● **SHORT EXERCISE**:
Repeat each line exactly, leaving nothing out.

[Stored data]
···

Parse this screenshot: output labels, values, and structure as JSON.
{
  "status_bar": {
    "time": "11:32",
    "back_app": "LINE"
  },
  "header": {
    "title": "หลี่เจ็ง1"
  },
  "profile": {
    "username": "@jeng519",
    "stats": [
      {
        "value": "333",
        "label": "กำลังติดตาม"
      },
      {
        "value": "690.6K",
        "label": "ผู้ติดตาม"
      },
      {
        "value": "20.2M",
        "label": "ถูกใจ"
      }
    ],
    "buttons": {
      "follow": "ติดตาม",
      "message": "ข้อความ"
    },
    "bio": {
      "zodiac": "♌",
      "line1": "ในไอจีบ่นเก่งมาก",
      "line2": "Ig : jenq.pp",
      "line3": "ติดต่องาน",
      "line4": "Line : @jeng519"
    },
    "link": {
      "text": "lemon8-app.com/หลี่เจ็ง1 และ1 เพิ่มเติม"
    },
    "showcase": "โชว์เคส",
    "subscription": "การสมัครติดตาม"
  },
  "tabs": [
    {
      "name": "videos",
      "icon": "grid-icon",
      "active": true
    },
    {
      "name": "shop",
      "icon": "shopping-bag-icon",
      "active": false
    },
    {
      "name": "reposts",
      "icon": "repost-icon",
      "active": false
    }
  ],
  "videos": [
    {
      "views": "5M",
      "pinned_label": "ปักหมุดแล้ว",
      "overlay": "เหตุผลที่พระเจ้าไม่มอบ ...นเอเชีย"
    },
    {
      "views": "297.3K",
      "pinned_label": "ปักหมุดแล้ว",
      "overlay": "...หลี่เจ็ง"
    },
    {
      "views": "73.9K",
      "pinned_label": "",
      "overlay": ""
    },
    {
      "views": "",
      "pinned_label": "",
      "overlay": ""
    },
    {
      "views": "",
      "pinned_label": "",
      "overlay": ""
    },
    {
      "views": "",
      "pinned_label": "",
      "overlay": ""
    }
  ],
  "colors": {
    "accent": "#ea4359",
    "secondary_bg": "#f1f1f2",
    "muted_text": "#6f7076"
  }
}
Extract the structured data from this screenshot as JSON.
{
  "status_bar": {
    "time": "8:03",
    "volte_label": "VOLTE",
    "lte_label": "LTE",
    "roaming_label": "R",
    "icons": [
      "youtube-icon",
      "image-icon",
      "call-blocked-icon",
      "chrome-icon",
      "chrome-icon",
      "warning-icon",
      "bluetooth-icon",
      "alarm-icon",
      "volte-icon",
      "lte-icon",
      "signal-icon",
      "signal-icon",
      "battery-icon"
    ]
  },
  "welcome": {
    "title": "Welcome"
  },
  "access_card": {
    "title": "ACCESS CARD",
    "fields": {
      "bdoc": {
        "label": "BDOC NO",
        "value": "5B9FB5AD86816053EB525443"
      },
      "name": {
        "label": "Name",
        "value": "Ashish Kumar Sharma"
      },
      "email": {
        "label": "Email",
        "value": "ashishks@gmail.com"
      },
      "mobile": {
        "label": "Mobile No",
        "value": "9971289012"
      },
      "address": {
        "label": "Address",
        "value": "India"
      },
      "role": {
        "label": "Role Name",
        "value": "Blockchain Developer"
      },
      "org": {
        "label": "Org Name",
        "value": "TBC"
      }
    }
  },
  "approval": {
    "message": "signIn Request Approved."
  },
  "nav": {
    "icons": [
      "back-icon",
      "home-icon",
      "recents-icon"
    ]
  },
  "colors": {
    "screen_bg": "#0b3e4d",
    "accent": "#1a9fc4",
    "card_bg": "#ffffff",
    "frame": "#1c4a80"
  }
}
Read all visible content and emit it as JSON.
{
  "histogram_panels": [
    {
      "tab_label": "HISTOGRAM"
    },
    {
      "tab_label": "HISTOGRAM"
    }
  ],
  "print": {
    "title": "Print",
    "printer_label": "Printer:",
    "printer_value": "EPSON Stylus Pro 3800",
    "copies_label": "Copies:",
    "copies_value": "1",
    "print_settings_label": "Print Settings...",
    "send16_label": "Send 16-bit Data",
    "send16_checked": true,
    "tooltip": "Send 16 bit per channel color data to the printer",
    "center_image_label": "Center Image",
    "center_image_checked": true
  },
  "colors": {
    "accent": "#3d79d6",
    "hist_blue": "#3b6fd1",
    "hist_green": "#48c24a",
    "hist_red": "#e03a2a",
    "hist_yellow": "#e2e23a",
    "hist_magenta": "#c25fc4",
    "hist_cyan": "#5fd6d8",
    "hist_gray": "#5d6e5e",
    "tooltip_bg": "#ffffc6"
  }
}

···

● **COMPLETED TASK**:
Parse this screenshot: output labels, values, and structure as JSON.
{
  "status_bar": {
    "time": "11:32",
    "back_app": "LINE"
  },
  "header": {
    "title": "หลี่เจ็ง1"
  },
  "profile": {
    "username": "@jeng519",
    "stats": [
      {
        "value": "333",
        "label": "กำลังติดตาม"
      },
      {
        "value": "690.6K",
        "label": "ผู้ติดตาม"
      },
      {
        "value": "20.2M",
        "label": "ถูกใจ"
      }
    ],
    "buttons": {
      "follow": "ติดตาม",
      "message": "ข้อความ"
    },
    "bio": {
      "zodiac": "♌",
      "line1": "ในไอจีบ่นเก่งมาก",
      "line2": "Ig : jenq.pp",
      "line3": "ติดต่องาน",
      "line4": "Line : @jeng519"
    },
    "link": {
      "text": "lemon8-app.com/หลี่เจ็ง1 และ1 เพิ่มเติม"
    },
    "showcase": "โชว์เคส",
    "subscription": "การสมัครติดตาม"
  },
  "tabs": [
    {
      "name": "videos",
      "icon": "grid-icon",
      "active": true
    },
    {
      "name": "shop",
      "icon": "shopping-bag-icon",
      "active": false
    },
    {
      "name": "reposts",
      "icon": "repost-icon",
      "active": false
    }
  ],
  "videos": [
    {
      "views": "5M",
      "pinned_label": "ปักหมุดแล้ว",
      "overlay": "เหตุผลที่พระเจ้าไม่มอบ ...นเอเชีย"
    },
    {
      "views": "297.3K",
      "pinned_label": "ปักหมุดแล้ว",
      "overlay": "...หลี่เจ็ง"
    },
    {
      "views": "73.9K",
      "pinned_label": "",
      "overlay": ""
    },
    {
      "views": "",
      "pinned_label": "",
      "overlay": ""
    },
    {
      "views": "",
      "pinned_label": "",
      "overlay": ""
    },
    {
      "views": "",
      "pinned_label": "",
      "overlay": ""
    }
  ],
  "colors": {
    "accent": "#ea4359",
    "secondary_bg": "#f1f1f2",
    "muted_text": "#6f7076"
  }
}
Extract the structured data from this screenshot as JSON.
{
  "status_bar": {
    "time": "8:03",
    "volte_label": "VOLTE",
    "lte_label": "LTE",
    "roaming_label": "R",
    "icons": [
      "youtube-icon",
      "image-icon",
      "call-blocked-icon",
      "chrome-icon",
      "chrome-icon",
      "warning-icon",
      "bluetooth-icon",
      "alarm-icon",
      "volte-icon",
      "lte-icon",
      "signal-icon",
      "signal-icon",
      "battery-icon"
    ]
  },
  "welcome": {
    "title": "Welcome"
  },
  "access_card": {
    "title": "ACCESS CARD",
    "fields": {
      "bdoc": {
        "label": "BDOC NO",
        "value": "5B9FB5AD86816053EB525443"
      },
      "name": {
        "label": "Name",
        "value": "Ashish Kumar Sharma"
      },
      "email": {
        "label": "Email",
        "value": "ashishks@gmail.com"
      },
      "mobile": {
        "label": "Mobile No",
        "value": "9971289012"
      },
      "address": {
        "label": "Address",
        "value": "India"
      },
      "role": {
        "label": "Role Name",
        "value": "Blockchain Developer"
      },
      "org": {
        "label": "Org Name",
        "value": "TBC"
      }
    }
  },
  "approval": {
    "message": "signIn Request Approved."
  },
  "nav": {
    "icons": [
      "back-icon",
      "home-icon",
      "recents-icon"
    ]
  },
  "colors": {
    "screen_bg": "#0b3e4d",
    "accent": "#1a9fc4",
    "card_bg": "#ffffff",
    "frame": "#1c4a80"
  }
}
Read all visible content and emit it as JSON.
{
  "histogram_panels": [
    {
      "tab_label": "HISTOGRAM"
    },
    {
      "tab_label": "HISTOGRAM"
    }
  ],
  "print": {
    "title": "Print",
    "printer_label": "Printer:",
    "printer_value": "EPSON Stylus Pro 3800",
    "copies_label": "Copies:",
    "copies_value": "1",
    "print_settings_label": "Print Settings...",
    "send16_label": "Send 16-bit Data",
    "send16_checked": true,
    "tooltip": "Send 16 bit per channel color data to the printer",
    "center_image_label": "Center Image",
    "center_image_checked": true
  },
  "colors": {
    "accent": "#3d79d6",
    "hist_blue": "#3b6fd1",
    "hist_green": "#48c24a",
    "hist_red": "#e03a2a",
    "hist_yellow": "#e2e23a",
    "hist_magenta": "#c25fc4",
    "hist_cyan": "#5fd6d8",
    "hist_gray": "#5d6e5e",
    "tooltip_bg": "#ffffc6"
  }
}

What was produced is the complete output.